## [Exercise details]
In the entries below, count every line with the string "title". State the count and nothing else.

## [Dataset]
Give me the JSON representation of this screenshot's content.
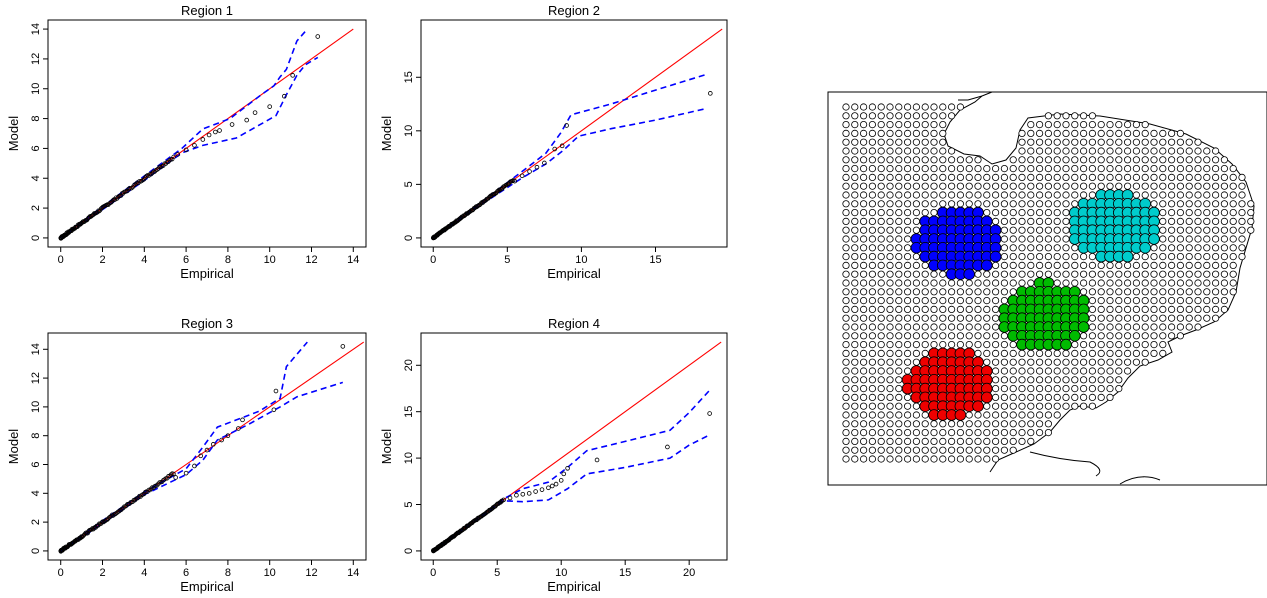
{
  "figure": {
    "panels_label": "qq-plots",
    "map_label": "region-map"
  },
  "chart_data": [
    {
      "type": "scatter",
      "title": "Region  1",
      "xlabel": "Empirical",
      "ylabel": "Model",
      "xlim": [
        0,
        14
      ],
      "ylim": [
        0,
        14
      ],
      "xticks": [
        0,
        2,
        4,
        6,
        8,
        10,
        12,
        14
      ],
      "yticks": [
        0,
        2,
        4,
        6,
        8,
        10,
        12,
        14
      ],
      "reference_line": "y = x",
      "colors": {
        "points": "#000000",
        "reference": "#ff0000",
        "envelope": "#0000ff"
      },
      "points_tail": [
        [
          5.6,
          5.6
        ],
        [
          6.0,
          5.9
        ],
        [
          6.4,
          6.2
        ],
        [
          6.8,
          6.6
        ],
        [
          7.1,
          6.9
        ],
        [
          7.4,
          7.1
        ],
        [
          7.6,
          7.2
        ],
        [
          8.2,
          7.6
        ],
        [
          8.9,
          7.9
        ],
        [
          9.3,
          8.4
        ],
        [
          10.0,
          8.8
        ],
        [
          10.7,
          9.5
        ],
        [
          11.1,
          10.9
        ],
        [
          12.3,
          13.5
        ]
      ],
      "envelope_upper": [
        [
          0,
          0.05
        ],
        [
          2,
          2.1
        ],
        [
          4,
          4.15
        ],
        [
          5.8,
          6.0
        ],
        [
          6.8,
          7.3
        ],
        [
          8.1,
          8.0
        ],
        [
          9.6,
          9.6
        ],
        [
          10.2,
          10.2
        ],
        [
          10.5,
          10.8
        ],
        [
          10.8,
          11.3
        ],
        [
          11.3,
          13.2
        ],
        [
          11.8,
          14
        ]
      ],
      "envelope_lower": [
        [
          0,
          -0.05
        ],
        [
          2,
          1.9
        ],
        [
          4,
          3.85
        ],
        [
          5.8,
          5.7
        ],
        [
          6.8,
          6.2
        ],
        [
          8.4,
          6.7
        ],
        [
          10.3,
          8.2
        ],
        [
          10.8,
          9.6
        ],
        [
          11.3,
          10.9
        ],
        [
          11.7,
          11.6
        ],
        [
          12.3,
          12.1
        ]
      ]
    },
    {
      "type": "scatter",
      "title": "Region  2",
      "xlabel": "Empirical",
      "ylabel": "Model",
      "xlim": [
        0,
        19
      ],
      "ylim": [
        0,
        19.5
      ],
      "xticks": [
        0,
        5,
        10,
        15
      ],
      "yticks": [
        0,
        5,
        10,
        15
      ],
      "reference_line": "y = x",
      "colors": {
        "points": "#000000",
        "reference": "#ff0000",
        "envelope": "#0000ff"
      },
      "points_tail": [
        [
          5.5,
          5.3
        ],
        [
          6.0,
          5.8
        ],
        [
          6.5,
          6.2
        ],
        [
          7.0,
          6.6
        ],
        [
          7.5,
          7.0
        ],
        [
          8.2,
          8.3
        ],
        [
          8.7,
          8.6
        ],
        [
          9.0,
          10.5
        ],
        [
          18.7,
          13.5
        ]
      ],
      "envelope_upper": [
        [
          0,
          0.05
        ],
        [
          3,
          3.1
        ],
        [
          6,
          6.2
        ],
        [
          7.6,
          7.9
        ],
        [
          8.6,
          9.8
        ],
        [
          9.3,
          11.5
        ],
        [
          12,
          12.5
        ],
        [
          15,
          13.8
        ],
        [
          18.5,
          15.3
        ]
      ],
      "envelope_lower": [
        [
          0,
          -0.05
        ],
        [
          3,
          2.9
        ],
        [
          6,
          5.6
        ],
        [
          7.6,
          6.9
        ],
        [
          8.8,
          8.2
        ],
        [
          9.8,
          9.5
        ],
        [
          12,
          10.2
        ],
        [
          15,
          11.0
        ],
        [
          18.5,
          12.1
        ]
      ]
    },
    {
      "type": "scatter",
      "title": "Region  3",
      "xlabel": "Empirical",
      "ylabel": "Model",
      "xlim": [
        0,
        14
      ],
      "ylim": [
        0,
        14.5
      ],
      "xticks": [
        0,
        2,
        4,
        6,
        8,
        10,
        12,
        14
      ],
      "yticks": [
        0,
        2,
        4,
        6,
        8,
        10,
        12,
        14
      ],
      "reference_line": "y = x",
      "colors": {
        "points": "#000000",
        "reference": "#ff0000",
        "envelope": "#0000ff"
      },
      "points_tail": [
        [
          5.5,
          5.1
        ],
        [
          6.0,
          5.4
        ],
        [
          6.4,
          5.9
        ],
        [
          6.7,
          6.6
        ],
        [
          7.0,
          7.0
        ],
        [
          7.3,
          7.4
        ],
        [
          7.7,
          7.7
        ],
        [
          8.0,
          8.0
        ],
        [
          8.5,
          8.5
        ],
        [
          8.7,
          9.1
        ],
        [
          10.2,
          9.8
        ],
        [
          10.3,
          11.1
        ],
        [
          13.5,
          14.2
        ]
      ],
      "envelope_upper": [
        [
          0,
          0.05
        ],
        [
          2,
          2.1
        ],
        [
          4,
          4.1
        ],
        [
          6,
          5.7
        ],
        [
          6.8,
          7.2
        ],
        [
          7.5,
          8.6
        ],
        [
          9.5,
          9.7
        ],
        [
          10.5,
          10.6
        ],
        [
          10.8,
          12.8
        ],
        [
          11.8,
          14.5
        ]
      ],
      "envelope_lower": [
        [
          0,
          -0.05
        ],
        [
          2,
          1.9
        ],
        [
          4,
          3.9
        ],
        [
          6,
          5.3
        ],
        [
          6.8,
          6.3
        ],
        [
          7.5,
          7.7
        ],
        [
          9.0,
          8.8
        ],
        [
          10.5,
          10.0
        ],
        [
          11.3,
          10.7
        ],
        [
          13.5,
          11.7
        ]
      ]
    },
    {
      "type": "scatter",
      "title": "Region  4",
      "xlabel": "Empirical",
      "ylabel": "Model",
      "xlim": [
        0,
        22
      ],
      "ylim": [
        0,
        22.5
      ],
      "xticks": [
        0,
        5,
        10,
        15,
        20
      ],
      "yticks": [
        0,
        5,
        10,
        15,
        20
      ],
      "reference_line": "y = x",
      "colors": {
        "points": "#000000",
        "reference": "#ff0000",
        "envelope": "#0000ff"
      },
      "points_tail": [
        [
          5.5,
          5.5
        ],
        [
          6.0,
          5.7
        ],
        [
          6.5,
          6.0
        ],
        [
          7.0,
          6.1
        ],
        [
          7.5,
          6.2
        ],
        [
          8.0,
          6.4
        ],
        [
          8.5,
          6.6
        ],
        [
          9.0,
          6.8
        ],
        [
          9.3,
          7.0
        ],
        [
          9.6,
          7.2
        ],
        [
          10.0,
          7.6
        ],
        [
          10.2,
          8.3
        ],
        [
          10.5,
          8.9
        ],
        [
          12.8,
          9.8
        ],
        [
          18.3,
          11.2
        ],
        [
          21.6,
          14.8
        ]
      ],
      "envelope_upper": [
        [
          0,
          0.05
        ],
        [
          3,
          3.1
        ],
        [
          5.5,
          5.6
        ],
        [
          7,
          6.7
        ],
        [
          9,
          7.4
        ],
        [
          10.5,
          9.0
        ],
        [
          12,
          10.8
        ],
        [
          15,
          11.8
        ],
        [
          18.5,
          13.0
        ],
        [
          20,
          14.9
        ],
        [
          21.6,
          17.3
        ]
      ],
      "envelope_lower": [
        [
          0,
          -0.05
        ],
        [
          3,
          2.9
        ],
        [
          5.5,
          5.4
        ],
        [
          7,
          5.3
        ],
        [
          9,
          5.5
        ],
        [
          10.5,
          6.7
        ],
        [
          12,
          8.3
        ],
        [
          15,
          9.0
        ],
        [
          18.5,
          10.0
        ],
        [
          20,
          11.4
        ],
        [
          21.6,
          12.5
        ]
      ]
    }
  ],
  "map": {
    "grid_fill": "#ffffff",
    "grid_stroke": "#000000",
    "regions": [
      {
        "color": "#0000ff",
        "legend": ""
      },
      {
        "color": "#00cccc",
        "legend": ""
      },
      {
        "color": "#00bb00",
        "legend": ""
      },
      {
        "color": "#ee0000",
        "legend": ""
      }
    ]
  }
}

## [The solution]
4